> The exercise:
Note each line of the listing that contains the string "title", and copy it.

> Supplied data:

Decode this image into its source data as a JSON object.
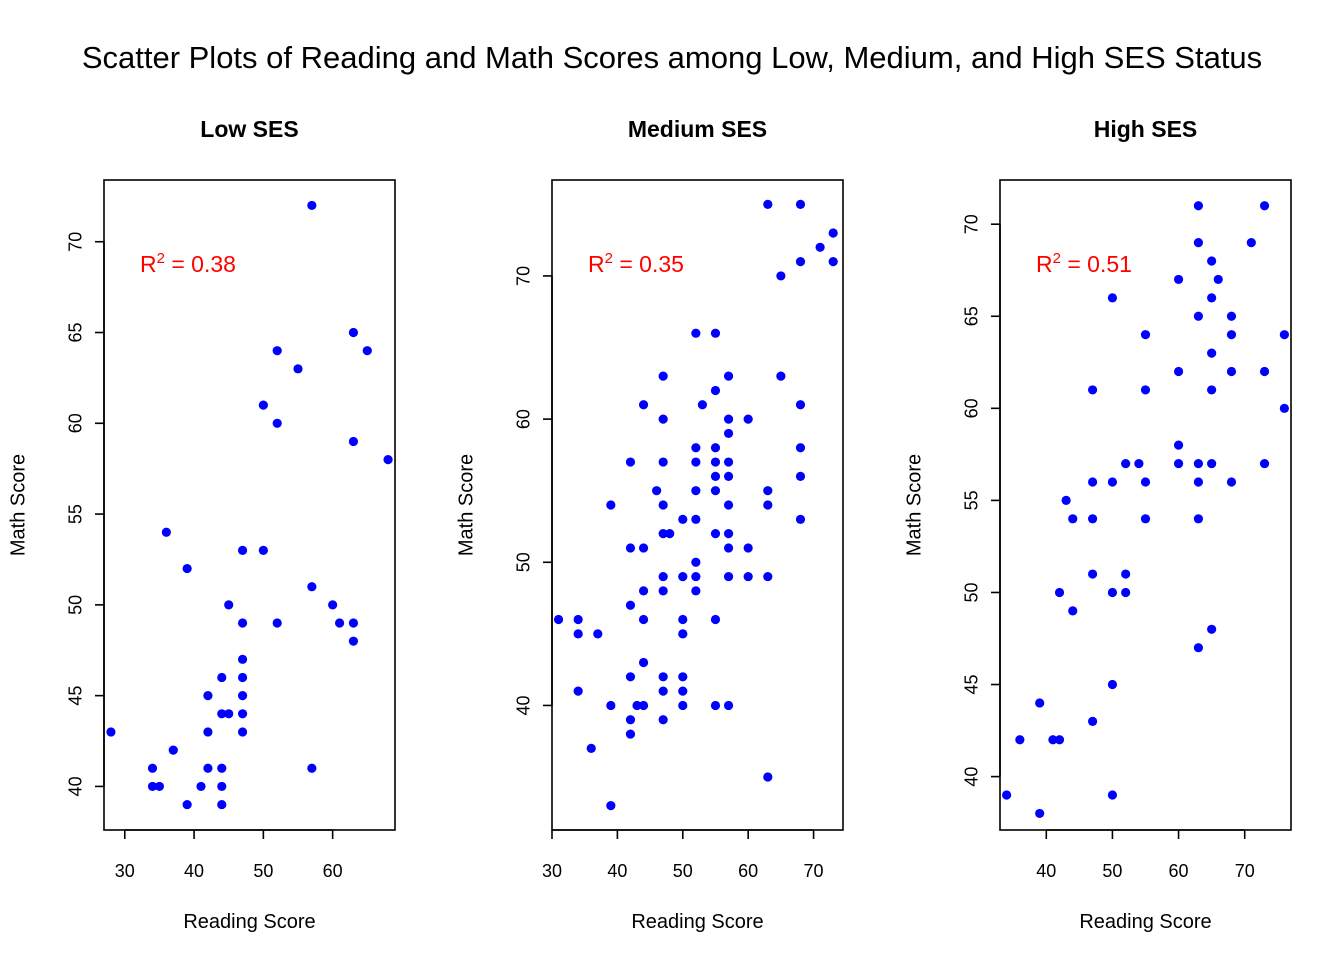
{
  "title": "Scatter Plots of Reading and Math Scores among Low, Medium, and High SES Status",
  "colors": {
    "points": "#0000ff",
    "annotation": "#ff0000",
    "axes": "#000000"
  },
  "chart_data": [
    {
      "type": "scatter",
      "title": "Low SES",
      "xlabel": "Reading Score",
      "ylabel": "Math Score",
      "xlim": [
        27,
        69
      ],
      "ylim": [
        37.6,
        73.4
      ],
      "xticks": [
        30,
        40,
        50,
        60
      ],
      "yticks": [
        40,
        45,
        50,
        55,
        60,
        65,
        70
      ],
      "annotation": {
        "label": "R",
        "sup": "2",
        "value": " = 0.38"
      },
      "points": [
        [
          57,
          72
        ],
        [
          52,
          64
        ],
        [
          63,
          65
        ],
        [
          65,
          64
        ],
        [
          55,
          63
        ],
        [
          50,
          61
        ],
        [
          52,
          60
        ],
        [
          63,
          59
        ],
        [
          68,
          58
        ],
        [
          36,
          54
        ],
        [
          47,
          53
        ],
        [
          50,
          53
        ],
        [
          39,
          52
        ],
        [
          57,
          51
        ],
        [
          60,
          50
        ],
        [
          45,
          50
        ],
        [
          52,
          49
        ],
        [
          47,
          49
        ],
        [
          61,
          49
        ],
        [
          63,
          49
        ],
        [
          63,
          48
        ],
        [
          47,
          47
        ],
        [
          47,
          46
        ],
        [
          44,
          46
        ],
        [
          42,
          45
        ],
        [
          47,
          45
        ],
        [
          44,
          44
        ],
        [
          45,
          44
        ],
        [
          47,
          44
        ],
        [
          42,
          43
        ],
        [
          47,
          43
        ],
        [
          28,
          43
        ],
        [
          37,
          42
        ],
        [
          57,
          41
        ],
        [
          34,
          41
        ],
        [
          42,
          41
        ],
        [
          44,
          41
        ],
        [
          34,
          40
        ],
        [
          35,
          40
        ],
        [
          41,
          40
        ],
        [
          44,
          40
        ],
        [
          39,
          39
        ],
        [
          44,
          39
        ]
      ]
    },
    {
      "type": "scatter",
      "title": "Medium SES",
      "xlabel": "Reading Score",
      "ylabel": "Math Score",
      "xlim": [
        30,
        74.5
      ],
      "ylim": [
        31.3,
        76.7
      ],
      "xticks": [
        30,
        40,
        50,
        60,
        70
      ],
      "yticks": [
        40,
        50,
        60,
        70
      ],
      "annotation": {
        "label": "R",
        "sup": "2",
        "value": " = 0.35"
      },
      "points": [
        [
          63,
          75
        ],
        [
          68,
          75
        ],
        [
          73,
          73
        ],
        [
          71,
          72
        ],
        [
          68,
          71
        ],
        [
          73,
          71
        ],
        [
          65,
          70
        ],
        [
          52,
          66
        ],
        [
          55,
          66
        ],
        [
          47,
          63
        ],
        [
          57,
          63
        ],
        [
          65,
          63
        ],
        [
          55,
          62
        ],
        [
          44,
          61
        ],
        [
          53,
          61
        ],
        [
          68,
          61
        ],
        [
          47,
          60
        ],
        [
          57,
          60
        ],
        [
          60,
          60
        ],
        [
          52,
          58
        ],
        [
          55,
          58
        ],
        [
          68,
          58
        ],
        [
          57,
          59
        ],
        [
          42,
          57
        ],
        [
          47,
          57
        ],
        [
          52,
          57
        ],
        [
          55,
          57
        ],
        [
          57,
          57
        ],
        [
          46,
          55
        ],
        [
          52,
          55
        ],
        [
          55,
          55
        ],
        [
          63,
          55
        ],
        [
          39,
          54
        ],
        [
          47,
          54
        ],
        [
          57,
          54
        ],
        [
          63,
          54
        ],
        [
          68,
          56
        ],
        [
          55,
          56
        ],
        [
          57,
          56
        ],
        [
          68,
          53
        ],
        [
          50,
          53
        ],
        [
          52,
          53
        ],
        [
          47,
          52
        ],
        [
          48,
          52
        ],
        [
          55,
          52
        ],
        [
          57,
          52
        ],
        [
          42,
          51
        ],
        [
          44,
          51
        ],
        [
          57,
          51
        ],
        [
          60,
          51
        ],
        [
          52,
          50
        ],
        [
          47,
          49
        ],
        [
          50,
          49
        ],
        [
          52,
          49
        ],
        [
          57,
          49
        ],
        [
          60,
          49
        ],
        [
          63,
          49
        ],
        [
          44,
          48
        ],
        [
          47,
          48
        ],
        [
          52,
          48
        ],
        [
          42,
          47
        ],
        [
          31,
          46
        ],
        [
          34,
          46
        ],
        [
          44,
          46
        ],
        [
          50,
          46
        ],
        [
          55,
          46
        ],
        [
          34,
          45
        ],
        [
          37,
          45
        ],
        [
          50,
          45
        ],
        [
          44,
          43
        ],
        [
          42,
          42
        ],
        [
          47,
          42
        ],
        [
          50,
          42
        ],
        [
          34,
          41
        ],
        [
          47,
          41
        ],
        [
          50,
          41
        ],
        [
          39,
          40
        ],
        [
          43,
          40
        ],
        [
          44,
          40
        ],
        [
          50,
          40
        ],
        [
          55,
          40
        ],
        [
          57,
          40
        ],
        [
          42,
          39
        ],
        [
          47,
          39
        ],
        [
          42,
          38
        ],
        [
          36,
          37
        ],
        [
          63,
          35
        ],
        [
          39,
          33
        ]
      ]
    },
    {
      "type": "scatter",
      "title": "High SES",
      "xlabel": "Reading Score",
      "ylabel": "Math Score",
      "xlim": [
        33,
        77
      ],
      "ylim": [
        37.1,
        72.4
      ],
      "xticks": [
        40,
        50,
        60,
        70
      ],
      "yticks": [
        40,
        45,
        50,
        55,
        60,
        65,
        70
      ],
      "annotation": {
        "label": "R",
        "sup": "2",
        "value": " = 0.51"
      },
      "points": [
        [
          63,
          71
        ],
        [
          73,
          71
        ],
        [
          63,
          69
        ],
        [
          71,
          69
        ],
        [
          65,
          68
        ],
        [
          66,
          67
        ],
        [
          60,
          67
        ],
        [
          50,
          66
        ],
        [
          65,
          66
        ],
        [
          63,
          65
        ],
        [
          68,
          65
        ],
        [
          55,
          64
        ],
        [
          68,
          64
        ],
        [
          76,
          64
        ],
        [
          65,
          63
        ],
        [
          60,
          62
        ],
        [
          68,
          62
        ],
        [
          73,
          62
        ],
        [
          47,
          61
        ],
        [
          55,
          61
        ],
        [
          65,
          61
        ],
        [
          76,
          60
        ],
        [
          60,
          58
        ],
        [
          52,
          57
        ],
        [
          54,
          57
        ],
        [
          60,
          57
        ],
        [
          63,
          57
        ],
        [
          65,
          57
        ],
        [
          73,
          57
        ],
        [
          47,
          56
        ],
        [
          50,
          56
        ],
        [
          55,
          56
        ],
        [
          63,
          56
        ],
        [
          68,
          56
        ],
        [
          43,
          55
        ],
        [
          44,
          54
        ],
        [
          47,
          54
        ],
        [
          55,
          54
        ],
        [
          63,
          54
        ],
        [
          47,
          51
        ],
        [
          52,
          51
        ],
        [
          42,
          50
        ],
        [
          50,
          50
        ],
        [
          52,
          50
        ],
        [
          44,
          49
        ],
        [
          65,
          48
        ],
        [
          63,
          47
        ],
        [
          50,
          45
        ],
        [
          39,
          44
        ],
        [
          47,
          43
        ],
        [
          36,
          42
        ],
        [
          41,
          42
        ],
        [
          42,
          42
        ],
        [
          34,
          39
        ],
        [
          50,
          39
        ],
        [
          39,
          38
        ]
      ]
    }
  ]
}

> Exercise solution:
  "title": "Scatter Plots of Reading and Math Scores among Low, Medium, and High SES Status",
      "title": "Low SES",
      "title": "Medium SES",
      "title": "High SES",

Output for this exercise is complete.